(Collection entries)
——
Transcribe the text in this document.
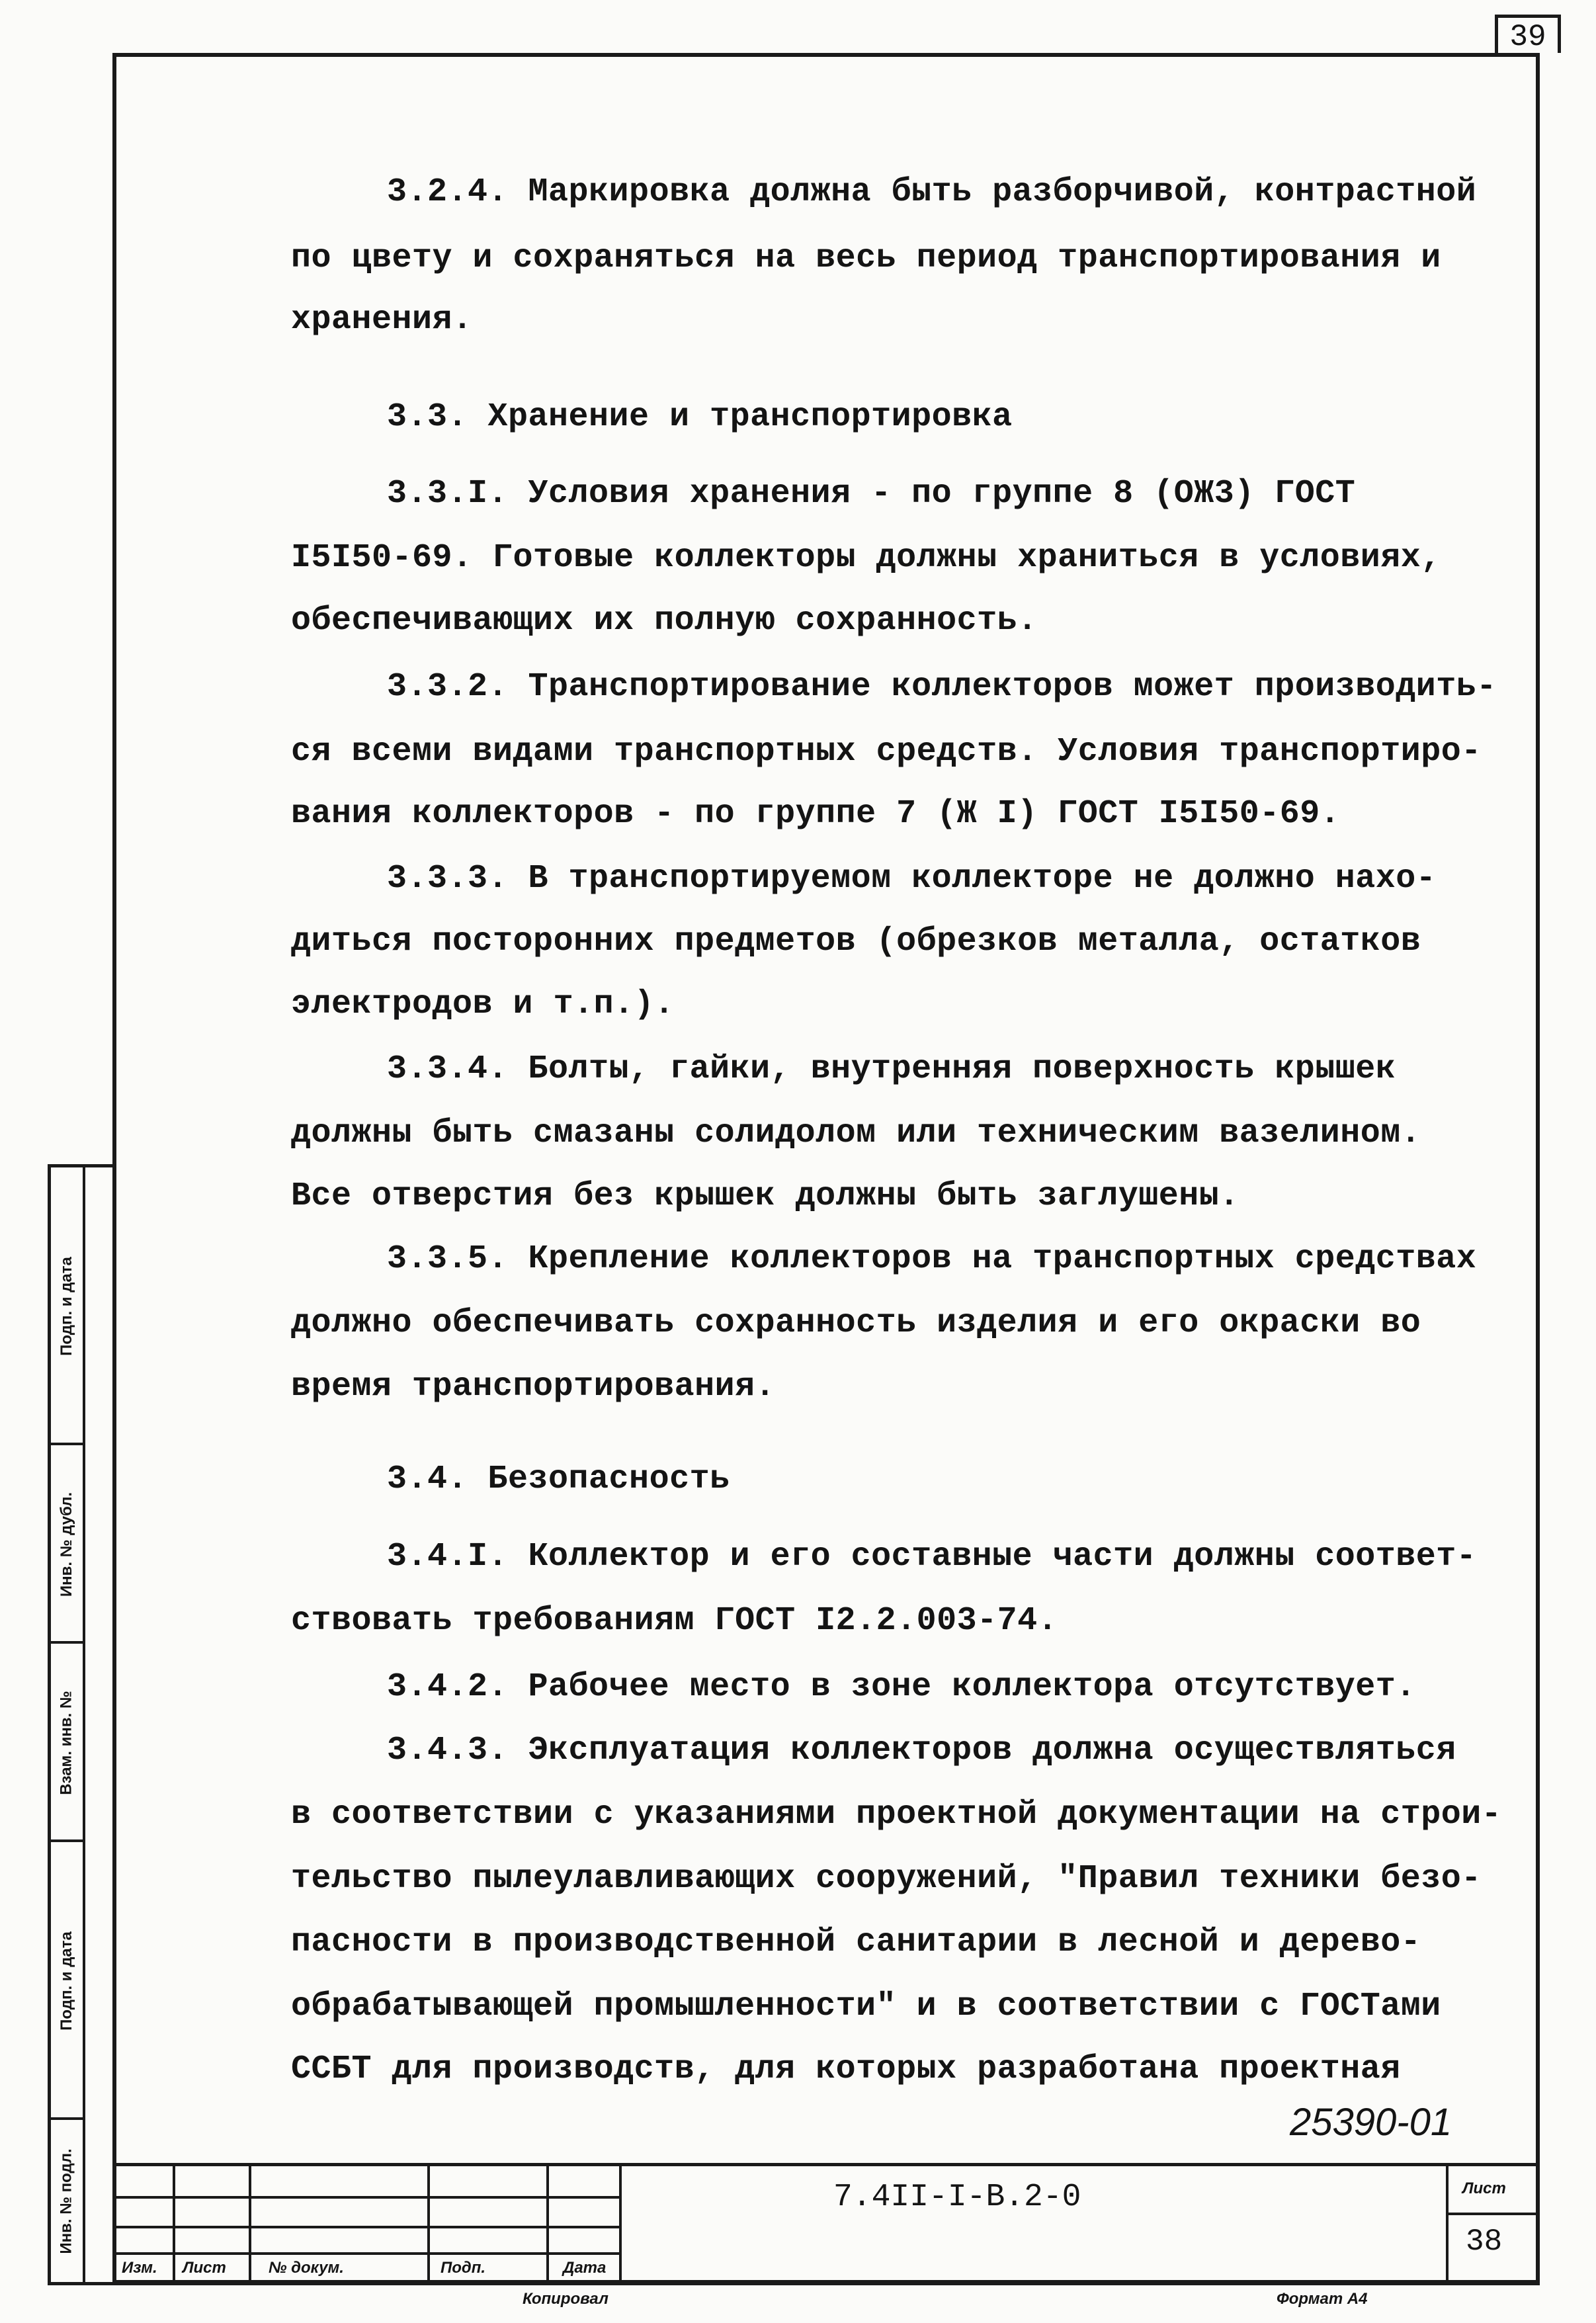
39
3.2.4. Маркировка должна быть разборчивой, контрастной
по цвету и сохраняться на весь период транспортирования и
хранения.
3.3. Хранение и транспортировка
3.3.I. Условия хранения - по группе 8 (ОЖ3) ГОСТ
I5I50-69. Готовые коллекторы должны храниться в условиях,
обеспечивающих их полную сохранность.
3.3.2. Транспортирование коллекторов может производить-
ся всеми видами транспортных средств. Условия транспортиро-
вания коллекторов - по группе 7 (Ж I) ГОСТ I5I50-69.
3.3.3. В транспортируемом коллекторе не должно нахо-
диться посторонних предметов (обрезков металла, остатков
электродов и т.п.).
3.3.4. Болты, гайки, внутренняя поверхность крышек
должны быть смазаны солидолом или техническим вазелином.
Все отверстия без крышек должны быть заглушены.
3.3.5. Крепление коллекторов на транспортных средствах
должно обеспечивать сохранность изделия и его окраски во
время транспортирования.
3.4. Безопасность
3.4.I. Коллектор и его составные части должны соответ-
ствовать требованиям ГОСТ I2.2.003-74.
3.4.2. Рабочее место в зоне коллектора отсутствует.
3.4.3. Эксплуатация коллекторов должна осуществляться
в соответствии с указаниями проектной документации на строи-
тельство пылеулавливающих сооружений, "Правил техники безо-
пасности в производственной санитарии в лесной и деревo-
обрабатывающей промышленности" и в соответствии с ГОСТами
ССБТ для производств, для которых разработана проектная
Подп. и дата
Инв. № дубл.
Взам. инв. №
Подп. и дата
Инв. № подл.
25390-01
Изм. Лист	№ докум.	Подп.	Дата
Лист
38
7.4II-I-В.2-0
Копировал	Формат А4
——
Reproduce the entries above exactly. Do not include the images.

Transcribe the text in this document.
39
3.2.4. Маркировка должна быть разборчивой, контрастной
по цвету и сохраняться на весь период транспортирования и
хранения.
3.3. Хранение и транспортировка
3.3.I. Условия хранения - по группе 8 (ОЖ3) ГОСТ
I5I50-69. Готовые коллекторы должны храниться в условиях,
обеспечивающих их полную сохранность.
3.3.2. Транспортирование коллекторов может производить-
ся всеми видами транспортных средств. Условия транспортиро-
вания коллекторов - по группе 7 (Ж I) ГОСТ I5I50-69.
3.3.3. В транспортируемом коллекторе не должно нахо-
диться посторонних предметов (обрезков металла, остатков
электродов и т.п.).
3.3.4. Болты, гайки, внутренняя поверхность крышек
должны быть смазаны солидолом или техническим вазелином.
Все отверстия без крышек должны быть заглушены.
3.3.5. Крепление коллекторов на транспортных средствах
должно обеспечивать сохранность изделия и его окраски во
время транспортирования.
3.4. Безопасность
3.4.I. Коллектор и его составные части должны соответ-
ствовать требованиям ГОСТ I2.2.003-74.
3.4.2. Рабочее место в зоне коллектора отсутствует.
3.4.3. Эксплуатация коллекторов должна осуществляться
в соответствии с указаниями проектной документации на строи-
тельство пылеулавливающих сооружений, "Правил техники безо-
пасности в производственной санитарии в лесной и деревo-
обрабатывающей промышленности" и в соответствии с ГОСТами
ССБТ для производств, для которых разработана проектная
Подп. и дата
Инв. № дубл.
Взам. инв. №
Подп. и дата
Инв. № подл.
25390-01
Изм. Лист	№ докум.	Подп.	Дата
Лист
38
7.4II-I-В.2-0
Копировал	Формат А4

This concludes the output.